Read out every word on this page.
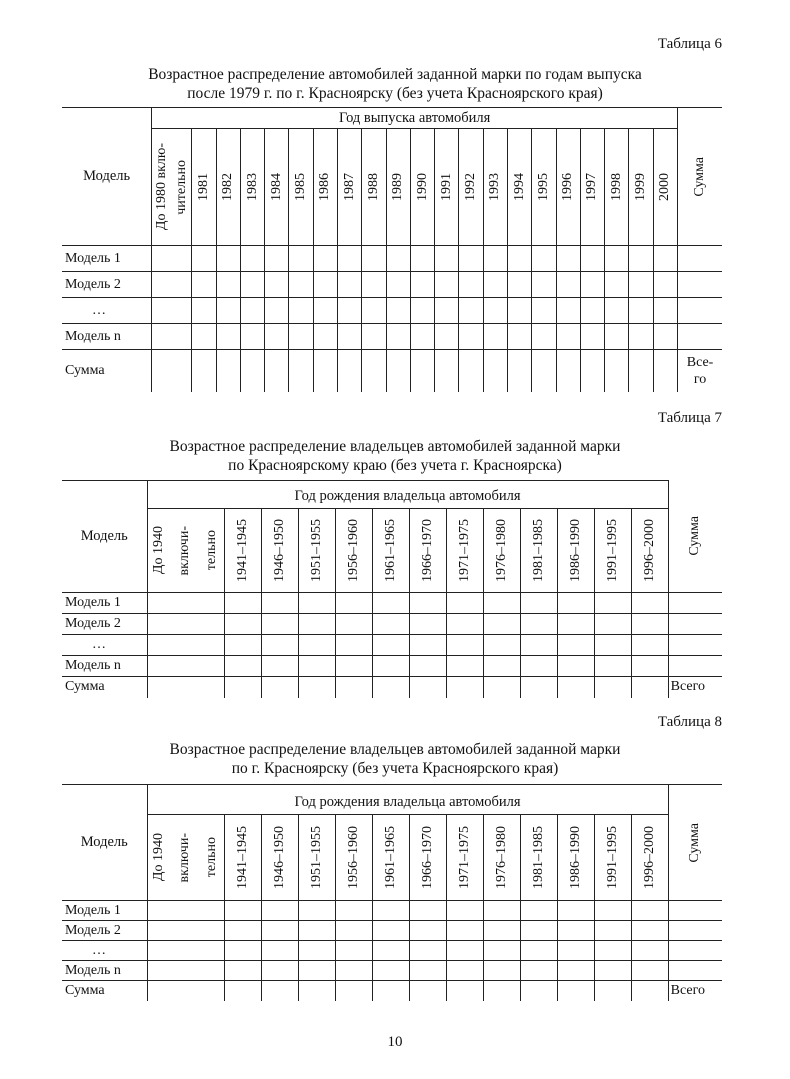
Таблица 6
Возрастное распределение автомобилей заданной марки по годам выпуска
после 1979 г. по г. Красноярску (без учета Красноярского края)
Модель	Год выпуска автомобиля																					Сумма

	До 1980 вклю- чительно	1981	1982	1983	1984	1985	1986	1987	1988	1989	1990	1991	1992	1993	1994	1995	1996	1997	1998	1999	2000	

Модель 1																						
Модель 2																						
…																						
Модель n																						
Сумма																						Все-
го
Таблица 7
Возрастное распределение владельцев автомобилей заданной марки
по Красноярскому краю (без учета г. Красноярска)
Модель	Год рождения владельца автомобиля													Сумма

	До 1940 включи- тельно	1941–1945	1946–1950	1951–1955	1956–1960	1961–1965	1966–1970	1971–1975	1976–1980	1981–1985	1986–1990	1991–1995	1996–2000	

Модель 1														
Модель 2														
…														
Модель n														
Сумма														Всего
Таблица 8
Возрастное распределение владельцев автомобилей заданной марки
по г. Красноярску (без учета Красноярского края)
Модель	Год рождения владельца автомобиля													Сумма

	До 1940 включи- тельно	1941–1945	1946–1950	1951–1955	1956–1960	1961–1965	1966–1970	1971–1975	1976–1980	1981–1985	1986–1990	1991–1995	1996–2000	

Модель 1														
Модель 2														
…														
Модель n														
Сумма														Всего
10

***

Reply with the number of lines in the data that include the string "Красноярского" and nothing else.

RESPONSE TO THE EXERCISE:
2